Structured figure records:
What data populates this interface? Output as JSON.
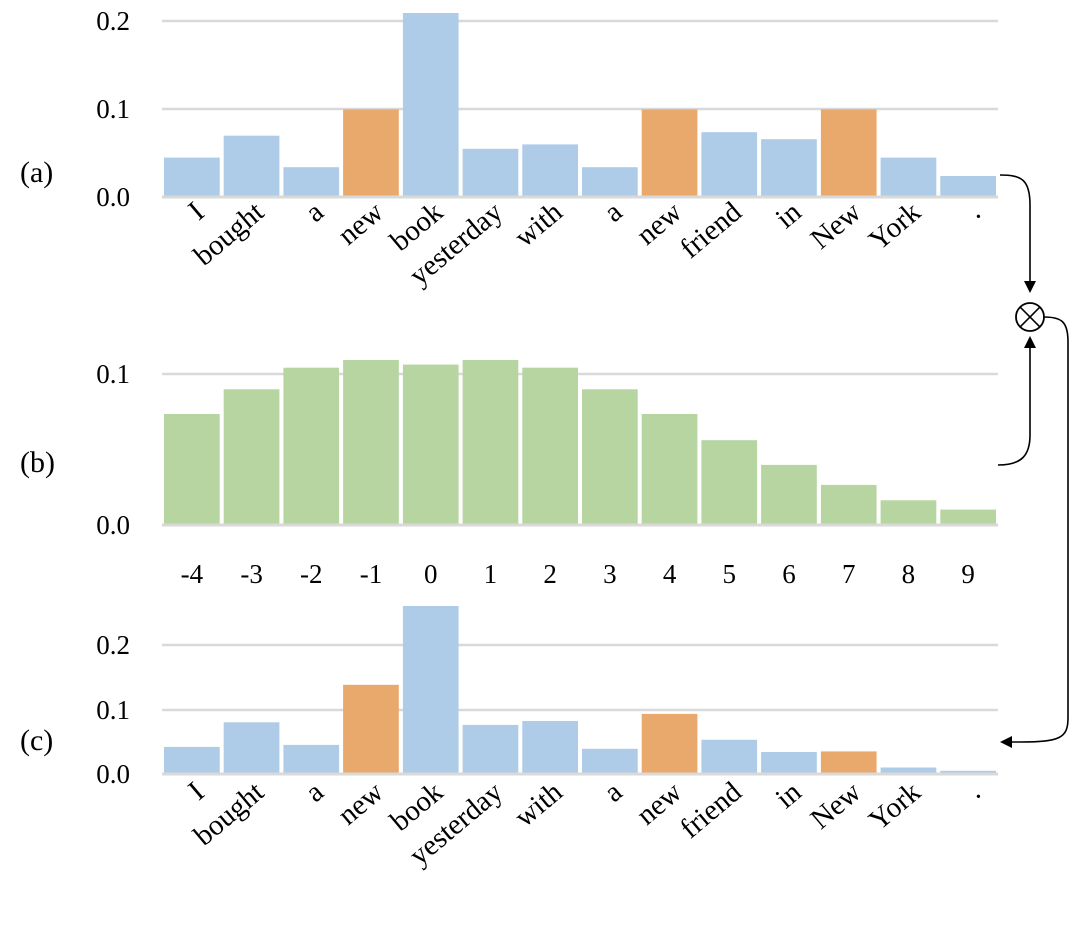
{
  "colors": {
    "default_bar": "#aecbe8",
    "highlight_bar": "#e9a96d",
    "position_bar": "#b6d5a0",
    "grid": "#d9d9d9"
  },
  "operator_symbol": "⊗",
  "chart_data": [
    {
      "type": "bar",
      "panel_label": "(a)",
      "categories": [
        "I",
        "bought",
        "a",
        "new",
        "book",
        "yesterday",
        "with",
        "a",
        "new",
        "friend",
        "in",
        "New",
        "York",
        "."
      ],
      "values": [
        0.045,
        0.07,
        0.034,
        0.1,
        0.21,
        0.055,
        0.06,
        0.034,
        0.1,
        0.074,
        0.066,
        0.1,
        0.045,
        0.024
      ],
      "highlighted": [
        false,
        false,
        false,
        true,
        false,
        false,
        false,
        false,
        true,
        false,
        false,
        true,
        false,
        false
      ],
      "yticks": [
        "0.0",
        "0.1",
        "0.2"
      ],
      "ylim": [
        0,
        0.21
      ],
      "grid": true
    },
    {
      "type": "bar",
      "panel_label": "(b)",
      "categories": [
        "-4",
        "-3",
        "-2",
        "-1",
        "0",
        "1",
        "2",
        "3",
        "4",
        "5",
        "6",
        "7",
        "8",
        "9"
      ],
      "values": [
        0.072,
        0.088,
        0.102,
        0.107,
        0.104,
        0.107,
        0.102,
        0.088,
        0.072,
        0.055,
        0.039,
        0.026,
        0.016,
        0.01
      ],
      "yticks": [
        "0.0",
        "0.1"
      ],
      "ylim": [
        0,
        0.107
      ],
      "grid": true
    },
    {
      "type": "bar",
      "panel_label": "(c)",
      "categories": [
        "I",
        "bought",
        "a",
        "new",
        "book",
        "yesterday",
        "with",
        "a",
        "new",
        "friend",
        "in",
        "New",
        "York",
        "."
      ],
      "values": [
        0.042,
        0.08,
        0.045,
        0.138,
        0.26,
        0.076,
        0.082,
        0.039,
        0.093,
        0.053,
        0.034,
        0.035,
        0.01,
        0.005
      ],
      "highlighted": [
        false,
        false,
        false,
        true,
        false,
        false,
        false,
        false,
        true,
        false,
        false,
        true,
        false,
        false
      ],
      "yticks": [
        "0.0",
        "0.1",
        "0.2"
      ],
      "ylim": [
        0,
        0.26
      ],
      "grid": true
    }
  ]
}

* Instruction *
Print every record above exactly as written, leaving out the pictures.

* Result of this task *
What data populates this interface? Output as JSON.
{
  "colors": {
    "default_bar": "#aecbe8",
    "highlight_bar": "#e9a96d",
    "position_bar": "#b6d5a0",
    "grid": "#d9d9d9"
  },
  "operator_symbol": "⊗",
  "chart_data": [
    {
      "type": "bar",
      "panel_label": "(a)",
      "categories": [
        "I",
        "bought",
        "a",
        "new",
        "book",
        "yesterday",
        "with",
        "a",
        "new",
        "friend",
        "in",
        "New",
        "York",
        "."
      ],
      "values": [
        0.045,
        0.07,
        0.034,
        0.1,
        0.21,
        0.055,
        0.06,
        0.034,
        0.1,
        0.074,
        0.066,
        0.1,
        0.045,
        0.024
      ],
      "highlighted": [
        false,
        false,
        false,
        true,
        false,
        false,
        false,
        false,
        true,
        false,
        false,
        true,
        false,
        false
      ],
      "yticks": [
        "0.0",
        "0.1",
        "0.2"
      ],
      "ylim": [
        0,
        0.21
      ],
      "grid": true
    },
    {
      "type": "bar",
      "panel_label": "(b)",
      "categories": [
        "-4",
        "-3",
        "-2",
        "-1",
        "0",
        "1",
        "2",
        "3",
        "4",
        "5",
        "6",
        "7",
        "8",
        "9"
      ],
      "values": [
        0.072,
        0.088,
        0.102,
        0.107,
        0.104,
        0.107,
        0.102,
        0.088,
        0.072,
        0.055,
        0.039,
        0.026,
        0.016,
        0.01
      ],
      "yticks": [
        "0.0",
        "0.1"
      ],
      "ylim": [
        0,
        0.107
      ],
      "grid": true
    },
    {
      "type": "bar",
      "panel_label": "(c)",
      "categories": [
        "I",
        "bought",
        "a",
        "new",
        "book",
        "yesterday",
        "with",
        "a",
        "new",
        "friend",
        "in",
        "New",
        "York",
        "."
      ],
      "values": [
        0.042,
        0.08,
        0.045,
        0.138,
        0.26,
        0.076,
        0.082,
        0.039,
        0.093,
        0.053,
        0.034,
        0.035,
        0.01,
        0.005
      ],
      "highlighted": [
        false,
        false,
        false,
        true,
        false,
        false,
        false,
        false,
        true,
        false,
        false,
        true,
        false,
        false
      ],
      "yticks": [
        "0.0",
        "0.1",
        "0.2"
      ],
      "ylim": [
        0,
        0.26
      ],
      "grid": true
    }
  ]
}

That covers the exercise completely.